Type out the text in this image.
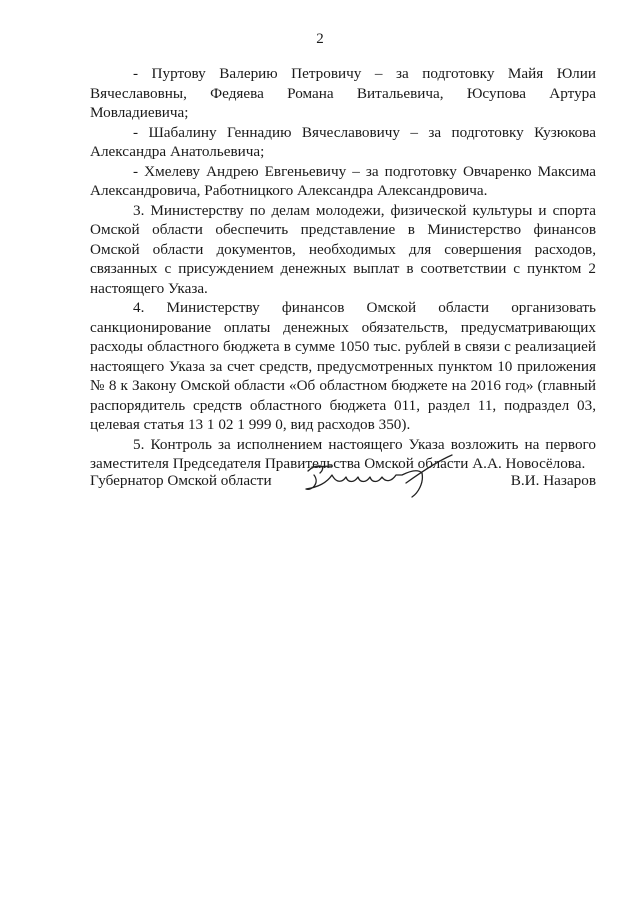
2

- Пуртову Валерию Петровичу – за подготовку Майя Юлии Вячеславовны, Федяева Романа Витальевича, Юсупова Артура Мовладиевича;

- Шабалину Геннадию Вячеславовичу – за подготовку Кузюкова Александра Анатольевича;

- Хмелеву Андрею Евгеньевичу – за подготовку Овчаренко Максима Александровича, Работницкого Александра Александровича.

3. Министерству по делам молодежи, физической культуры и спорта Омской области обеспечить представление в Министерство финансов Омской области документов, необходимых для совершения расходов, связанных с присуждением денежных выплат в соответствии с пунктом 2 настоящего Указа.

4. Министерству финансов Омской области организовать санкционирование оплаты денежных обязательств, предусматривающих расходы областного бюджета в сумме 1050 тыс. рублей в связи с реализацией настоящего Указа за счет средств, предусмотренных пунктом 10 приложения № 8 к Закону Омской области «Об областном бюджете на 2016 год» (главный распорядитель средств областного бюджета 011, раздел 11, подраздел 03, целевая статья 13 1 02 1 999 0, вид расходов 350).

5. Контроль за исполнением настоящего Указа возложить на первого заместителя Председателя Правительства Омской области А.А. Новосёлова.

Губернатор Омской области	В.И. Назаров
- - - - - - -
_Work to be completed:_ An exact transcription of all the entries is required, without the pictures.

_Correct response:_
Type out the text in this image.
2

- Пуртову Валерию Петровичу – за подготовку Майя Юлии Вячеславовны, Федяева Романа Витальевича, Юсупова Артура Мовладиевича;

- Шабалину Геннадию Вячеславовичу – за подготовку Кузюкова Александра Анатольевича;

- Хмелеву Андрею Евгеньевичу – за подготовку Овчаренко Максима Александровича, Работницкого Александра Александровича.

3. Министерству по делам молодежи, физической культуры и спорта Омской области обеспечить представление в Министерство финансов Омской области документов, необходимых для совершения расходов, связанных с присуждением денежных выплат в соответствии с пунктом 2 настоящего Указа.

4. Министерству финансов Омской области организовать санкционирование оплаты денежных обязательств, предусматривающих расходы областного бюджета в сумме 1050 тыс. рублей в связи с реализацией настоящего Указа за счет средств, предусмотренных пунктом 10 приложения № 8 к Закону Омской области «Об областном бюджете на 2016 год» (главный распорядитель средств областного бюджета 011, раздел 11, подраздел 03, целевая статья 13 1 02 1 999 0, вид расходов 350).

5. Контроль за исполнением настоящего Указа возложить на первого заместителя Председателя Правительства Омской области А.А. Новосёлова.

Губернатор Омской области	В.И. Назаров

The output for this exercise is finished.